• **Set exercise A**:
Return the records line for line, starting with their first line and ending after the line that contains "531, 556, 568]".

# Bellator 82 Pick the Card



## dudeabides (Sep 30, 2008)

Bellator FC 82 takes place in 6 days November 30th at 6:30 PM Eastern. If you would like to compete against other forum members picking the winners for this card, send me a pm with your choices for the 10 fights before the event starts. Whoever gets the most right will receive 500,000 credits, and if you get 10 out of 10 it will be doubled. 




> Lyman Good vs. Andrey Koreshkov
> Tony Hervey vs. Alexander Sarnavskiy
> Kala Hose vs. Doug Marshall
> Jason Fischer vs. David Rickels
> ...




Picks sent by:

SmackyBear
OHKO
IcemanCometh
kantowrestler


----------



## IcemanCometh (Mar 9, 2007)

In again.


----------



## kantowrestler (Jun 6, 2009)

I'm in for this one.


----------



## dudeabides (Sep 30, 2008)

Bellator 82 pick results for...

IcemanCometh


> Koreshkov *Right*
> Sarnavsky *Right*
> Marshall *Right*
> Rickels *Right*
> ...


kantowrestler


> Andrey Koreshkov *Right*
> Alexander Sarnavskiy *Right*
> Doug Marshall *Right*
> David Rickels *Right*
> ...


OHKO


> Lyman Good *Wrong*
> Alexander Sarnivskiy *Right*
> Doug Marshall *Right*
> David Rickels *Right*
> ...


SmackyBear


> Andrey Koreshkov *Right*
> Alexander Sarnavskiy *Right*
> Doug Marshall *Right*
> David Rickels *Right*
> ...


Here were the fight results...



> David Rickels defeats Jason Fischer by unanimous decision.
> Doug Marshall defeats Kala Hose by KO (left hook), Round 1.
> Alexander Sarnavskiy defeats Tony Hervey by unanimous decision.
> Giva Santana defeats Brendan Seguin by submission (kneebar), Round 2.
> ...


Link

And the winner is ... kantowrestler with some nice picking to come in at 80 percent. Sending you the credits right now and thanks for playing.

We can play again next week if you guys want to for Bellator 83 with the lightweight finals.


----------



## SmackyBear (Feb 14, 2008)

Good job, homie. That was a close one.


----------



## kantowrestler (Jun 6, 2009)

Wow, I won!


----------

• **Data listing**:
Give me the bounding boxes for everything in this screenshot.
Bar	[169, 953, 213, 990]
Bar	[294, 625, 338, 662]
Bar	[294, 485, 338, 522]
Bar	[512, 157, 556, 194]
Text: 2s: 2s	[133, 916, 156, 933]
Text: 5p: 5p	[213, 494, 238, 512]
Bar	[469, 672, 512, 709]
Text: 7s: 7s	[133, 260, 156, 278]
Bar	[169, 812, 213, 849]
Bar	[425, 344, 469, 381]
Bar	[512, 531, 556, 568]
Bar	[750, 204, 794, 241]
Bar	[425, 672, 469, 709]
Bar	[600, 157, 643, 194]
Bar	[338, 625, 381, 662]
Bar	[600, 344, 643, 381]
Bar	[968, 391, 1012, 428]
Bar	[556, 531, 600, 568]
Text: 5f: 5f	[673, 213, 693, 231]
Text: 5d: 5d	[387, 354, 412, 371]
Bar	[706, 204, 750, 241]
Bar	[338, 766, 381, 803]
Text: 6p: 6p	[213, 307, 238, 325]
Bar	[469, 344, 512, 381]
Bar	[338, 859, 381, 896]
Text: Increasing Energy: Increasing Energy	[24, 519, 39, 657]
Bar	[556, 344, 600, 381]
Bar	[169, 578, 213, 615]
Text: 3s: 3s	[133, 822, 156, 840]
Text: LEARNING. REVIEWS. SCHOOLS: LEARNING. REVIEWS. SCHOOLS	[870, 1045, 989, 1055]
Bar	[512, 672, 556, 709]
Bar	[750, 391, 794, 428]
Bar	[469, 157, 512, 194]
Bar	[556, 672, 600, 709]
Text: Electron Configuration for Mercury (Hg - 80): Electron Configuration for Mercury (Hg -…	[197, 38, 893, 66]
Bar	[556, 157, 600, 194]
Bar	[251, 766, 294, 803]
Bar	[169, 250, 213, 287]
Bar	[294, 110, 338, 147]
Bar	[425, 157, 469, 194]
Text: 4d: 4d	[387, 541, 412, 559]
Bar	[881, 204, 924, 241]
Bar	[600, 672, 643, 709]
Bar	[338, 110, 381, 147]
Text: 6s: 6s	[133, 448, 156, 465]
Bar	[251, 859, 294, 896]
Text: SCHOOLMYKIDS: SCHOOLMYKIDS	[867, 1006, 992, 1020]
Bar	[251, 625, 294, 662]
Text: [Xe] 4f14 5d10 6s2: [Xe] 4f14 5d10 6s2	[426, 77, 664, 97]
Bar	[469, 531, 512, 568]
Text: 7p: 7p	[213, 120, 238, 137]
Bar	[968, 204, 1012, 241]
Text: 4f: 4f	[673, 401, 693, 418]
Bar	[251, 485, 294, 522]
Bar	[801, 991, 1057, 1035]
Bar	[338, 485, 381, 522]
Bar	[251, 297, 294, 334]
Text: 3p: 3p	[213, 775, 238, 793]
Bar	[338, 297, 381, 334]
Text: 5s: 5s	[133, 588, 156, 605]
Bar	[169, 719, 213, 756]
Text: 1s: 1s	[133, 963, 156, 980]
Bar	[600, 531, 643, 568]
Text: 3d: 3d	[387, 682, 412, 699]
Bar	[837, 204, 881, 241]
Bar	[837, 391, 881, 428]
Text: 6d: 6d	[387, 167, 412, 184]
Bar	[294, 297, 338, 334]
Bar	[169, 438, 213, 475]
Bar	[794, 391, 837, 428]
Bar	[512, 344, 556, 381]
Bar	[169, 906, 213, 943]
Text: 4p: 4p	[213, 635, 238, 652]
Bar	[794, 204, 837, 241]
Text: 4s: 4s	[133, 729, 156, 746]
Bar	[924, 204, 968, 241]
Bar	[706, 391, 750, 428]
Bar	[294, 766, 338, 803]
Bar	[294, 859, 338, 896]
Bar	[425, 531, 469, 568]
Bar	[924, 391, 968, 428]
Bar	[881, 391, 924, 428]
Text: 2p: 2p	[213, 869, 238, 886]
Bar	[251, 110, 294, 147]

• **Set exercise B**:
Answer from the Bellator 82 thread:
(i) How many credits does the person with the most correct picks receive?
(ii) At what percentage did kantowrestler come in?
(iii) How did Doug Marshall defeat Kala Hose?

• **Exercise answer A**:
Give me the bounding boxes for everything in this screenshot.
Bar	[169, 953, 213, 990]
Bar	[294, 625, 338, 662]
Bar	[294, 485, 338, 522]
Bar	[512, 157, 556, 194]
Text: 2s: 2s	[133, 916, 156, 933]
Text: 5p: 5p	[213, 494, 238, 512]
Bar	[469, 672, 512, 709]
Text: 7s: 7s	[133, 260, 156, 278]
Bar	[169, 812, 213, 849]
Bar	[425, 344, 469, 381]
Bar	[512, 531, 556, 568]

• **Exercise answer B**:
(i) 500,000 credits, doubled for 10 out of 10
(ii) 80 percent
(iii) By KO (left hook) in Round 1